### What the exercise asks
Repeat all the material exactly; pictures stay out of your copy.

(Stored data entries)
┄┄┄┄┄┄┄┄┄┄┄┄┄┄┄┄┄┄┄┄

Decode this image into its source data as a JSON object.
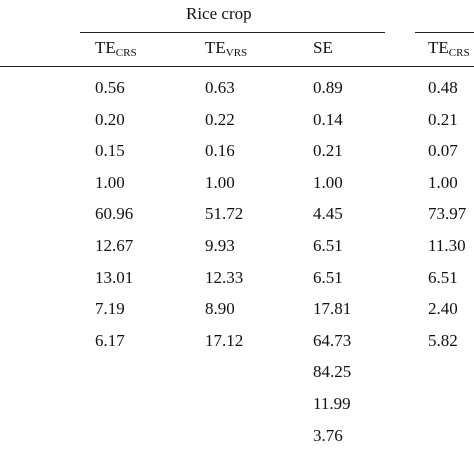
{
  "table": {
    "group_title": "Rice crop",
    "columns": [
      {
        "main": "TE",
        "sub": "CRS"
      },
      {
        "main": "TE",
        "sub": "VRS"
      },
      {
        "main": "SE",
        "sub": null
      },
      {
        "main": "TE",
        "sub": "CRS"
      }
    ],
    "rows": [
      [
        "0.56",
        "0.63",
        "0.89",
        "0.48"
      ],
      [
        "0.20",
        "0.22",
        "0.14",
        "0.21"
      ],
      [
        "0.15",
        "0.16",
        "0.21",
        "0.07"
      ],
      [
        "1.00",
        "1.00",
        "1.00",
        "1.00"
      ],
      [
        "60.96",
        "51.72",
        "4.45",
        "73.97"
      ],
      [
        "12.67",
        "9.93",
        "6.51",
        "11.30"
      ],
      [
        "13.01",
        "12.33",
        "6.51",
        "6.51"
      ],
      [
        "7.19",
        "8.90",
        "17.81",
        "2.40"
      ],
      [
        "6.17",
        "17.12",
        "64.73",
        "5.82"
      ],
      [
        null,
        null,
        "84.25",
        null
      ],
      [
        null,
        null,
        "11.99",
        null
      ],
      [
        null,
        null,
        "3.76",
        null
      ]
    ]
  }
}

┄┄┄┄┄┄┄┄┄┄┄┄┄┄┄┄┄┄┄┄

### Reply
Decode this image into its source data as a JSON object.
{
  "table": {
    "group_title": "Rice crop",
    "columns": [
      {
        "main": "TE",
        "sub": "CRS"
      },
      {
        "main": "TE",
        "sub": "VRS"
      },
      {
        "main": "SE",
        "sub": null
      },
      {
        "main": "TE",
        "sub": "CRS"
      }
    ],
    "rows": [
      [
        "0.56",
        "0.63",
        "0.89",
        "0.48"
      ],
      [
        "0.20",
        "0.22",
        "0.14",
        "0.21"
      ],
      [
        "0.15",
        "0.16",
        "0.21",
        "0.07"
      ],
      [
        "1.00",
        "1.00",
        "1.00",
        "1.00"
      ],
      [
        "60.96",
        "51.72",
        "4.45",
        "73.97"
      ],
      [
        "12.67",
        "9.93",
        "6.51",
        "11.30"
      ],
      [
        "13.01",
        "12.33",
        "6.51",
        "6.51"
      ],
      [
        "7.19",
        "8.90",
        "17.81",
        "2.40"
      ],
      [
        "6.17",
        "17.12",
        "64.73",
        "5.82"
      ],
      [
        null,
        null,
        "84.25",
        null
      ],
      [
        null,
        null,
        "11.99",
        null
      ],
      [
        null,
        null,
        "3.76",
        null
      ]
    ]
  }
}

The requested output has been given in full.